Source records:
------------------------------
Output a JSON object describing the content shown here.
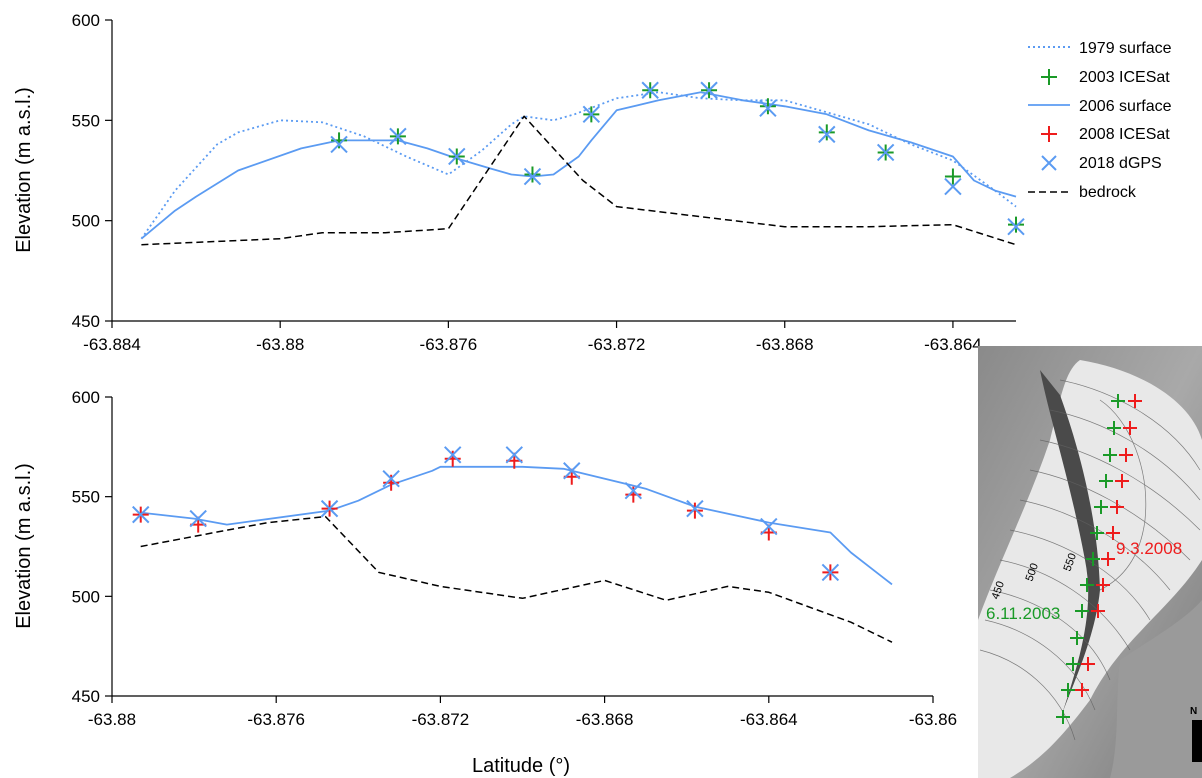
{
  "colors": {
    "surface_1979": "#5b9bf2",
    "icesat_2003": "#1a9a28",
    "surface_2006": "#5b9bf2",
    "icesat_2008": "#ee1c1c",
    "dgps_2018": "#5b9bf2",
    "bedrock": "#000000"
  },
  "chart_data": [
    {
      "type": "line",
      "panel": "top",
      "xlabel": "",
      "ylabel": "Elevation (m a.s.l.)",
      "xlim": [
        -63.884,
        -63.8625
      ],
      "ylim": [
        450,
        600
      ],
      "xticks": [
        -63.884,
        -63.88,
        -63.876,
        -63.872,
        -63.868,
        -63.864
      ],
      "yticks": [
        450,
        500,
        550,
        600
      ],
      "xtick_labels": [
        "-63.884",
        "-63.88",
        "-63.876",
        "-63.872",
        "-63.868",
        "-63.864"
      ],
      "ytick_labels": [
        "450",
        "500",
        "550",
        "600"
      ],
      "legend": {
        "position": "top-right",
        "entries": [
          "1979 surface",
          "2003 ICESat",
          "2006 surface",
          "2008 ICESat",
          "2018 dGPS",
          "bedrock"
        ]
      },
      "series": [
        {
          "name": "1979 surface",
          "style": "dotted",
          "x": [
            -63.8833,
            -63.8825,
            -63.8815,
            -63.881,
            -63.88,
            -63.879,
            -63.878,
            -63.877,
            -63.876,
            -63.8752,
            -63.8745,
            -63.8742,
            -63.8735,
            -63.873,
            -63.872,
            -63.871,
            -63.87,
            -63.869,
            -63.868,
            -63.867,
            -63.866,
            -63.865,
            -63.864,
            -63.863,
            -63.8625
          ],
          "y": [
            491,
            515,
            538,
            544,
            550,
            549,
            542,
            532,
            523,
            535,
            548,
            552,
            550,
            553,
            561,
            564,
            561,
            560,
            560,
            554,
            548,
            538,
            530,
            515,
            507
          ]
        },
        {
          "name": "2003 ICESat",
          "marker": "plus",
          "x": [
            -63.8786,
            -63.8772,
            -63.8758,
            -63.874,
            -63.8726,
            -63.8712,
            -63.8698,
            -63.8684,
            -63.867,
            -63.8656,
            -63.864,
            -63.8625
          ],
          "y": [
            540,
            542,
            532,
            523,
            553,
            565,
            565,
            557,
            544,
            534,
            522,
            498
          ]
        },
        {
          "name": "2006 surface",
          "style": "solid",
          "x": [
            -63.8833,
            -63.8825,
            -63.882,
            -63.881,
            -63.8795,
            -63.8786,
            -63.8772,
            -63.8765,
            -63.8758,
            -63.875,
            -63.8745,
            -63.874,
            -63.8735,
            -63.8729,
            -63.8726,
            -63.872,
            -63.871,
            -63.87,
            -63.869,
            -63.868,
            -63.867,
            -63.866,
            -63.865,
            -63.864,
            -63.8635,
            -63.863,
            -63.8625
          ],
          "y": [
            491,
            505,
            512,
            525,
            536,
            540,
            540,
            536,
            531,
            526,
            523,
            522,
            523,
            532,
            540,
            555,
            560,
            564,
            560,
            557,
            553,
            545,
            539,
            532,
            520,
            515,
            512
          ]
        },
        {
          "name": "2008 ICESat",
          "marker": "plus",
          "x": [],
          "y": []
        },
        {
          "name": "2018 dGPS",
          "marker": "x",
          "x": [
            -63.8786,
            -63.8772,
            -63.8758,
            -63.874,
            -63.8726,
            -63.8712,
            -63.8698,
            -63.8684,
            -63.867,
            -63.8656,
            -63.864,
            -63.8625
          ],
          "y": [
            538,
            542,
            532,
            522,
            553,
            565,
            565,
            556,
            543,
            534,
            517,
            497
          ]
        },
        {
          "name": "bedrock",
          "style": "dashed",
          "x": [
            -63.8833,
            -63.88,
            -63.879,
            -63.8775,
            -63.876,
            -63.8742,
            -63.8728,
            -63.872,
            -63.87,
            -63.868,
            -63.866,
            -63.864,
            -63.8625
          ],
          "y": [
            488,
            491,
            494,
            494,
            496,
            552,
            520,
            507,
            502,
            497,
            497,
            498,
            488
          ]
        }
      ]
    },
    {
      "type": "line",
      "panel": "bottom",
      "xlabel": "Latitude (°)",
      "ylabel": "Elevation (m a.s.l.)",
      "xlim": [
        -63.88,
        -63.86
      ],
      "ylim": [
        450,
        600
      ],
      "xticks": [
        -63.88,
        -63.876,
        -63.872,
        -63.868,
        -63.864,
        -63.86
      ],
      "yticks": [
        450,
        500,
        550,
        600
      ],
      "xtick_labels": [
        "-63.88",
        "-63.876",
        "-63.872",
        "-63.868",
        "-63.864",
        "-63.86"
      ],
      "ytick_labels": [
        "450",
        "500",
        "550",
        "600"
      ],
      "series": [
        {
          "name": "2008 ICESat",
          "marker": "plus",
          "x": [
            -63.8793,
            -63.8779,
            -63.8747,
            -63.8732,
            -63.8717,
            -63.8702,
            -63.8688,
            -63.8673,
            -63.8658,
            -63.864,
            -63.8625
          ],
          "y": [
            541,
            536,
            544,
            557,
            569,
            568,
            560,
            551,
            543,
            532,
            512
          ]
        },
        {
          "name": "2006 surface",
          "style": "solid",
          "x": [
            -63.8793,
            -63.878,
            -63.8772,
            -63.8747,
            -63.874,
            -63.8732,
            -63.8722,
            -63.872,
            -63.87,
            -63.869,
            -63.8688,
            -63.867,
            -63.8658,
            -63.864,
            -63.8625,
            -63.862,
            -63.8615,
            -63.861
          ],
          "y": [
            542,
            539,
            536,
            543,
            548,
            556,
            563,
            565,
            565,
            564,
            563,
            554,
            545,
            537,
            532,
            522,
            514,
            506
          ]
        },
        {
          "name": "2018 dGPS",
          "marker": "x",
          "x": [
            -63.8793,
            -63.8779,
            -63.8747,
            -63.8732,
            -63.8717,
            -63.8702,
            -63.8688,
            -63.8673,
            -63.8658,
            -63.864,
            -63.8625
          ],
          "y": [
            541,
            539,
            544,
            559,
            571,
            571,
            563,
            553,
            544,
            535,
            512
          ]
        },
        {
          "name": "bedrock",
          "style": "dashed",
          "x": [
            -63.8793,
            -63.8775,
            -63.8762,
            -63.8748,
            -63.8735,
            -63.872,
            -63.87,
            -63.868,
            -63.8665,
            -63.865,
            -63.864,
            -63.862,
            -63.861
          ],
          "y": [
            525,
            532,
            537,
            540,
            512,
            505,
            499,
            508,
            498,
            505,
            502,
            487,
            477
          ]
        }
      ]
    }
  ],
  "map": {
    "labels": {
      "date_2003": "6.11.2003",
      "date_2008": "9.3.2008",
      "contour_450": "450",
      "contour_500": "500",
      "contour_550": "550",
      "north": "N"
    }
  }
}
------------------------------
Search the entries for the word "bedrock" and copy every line that has it.

- [WRITTEN REPLY]:
    "bedrock": "#000000"
          "bedrock"
          "name": "bedrock",
          "name": "bedrock",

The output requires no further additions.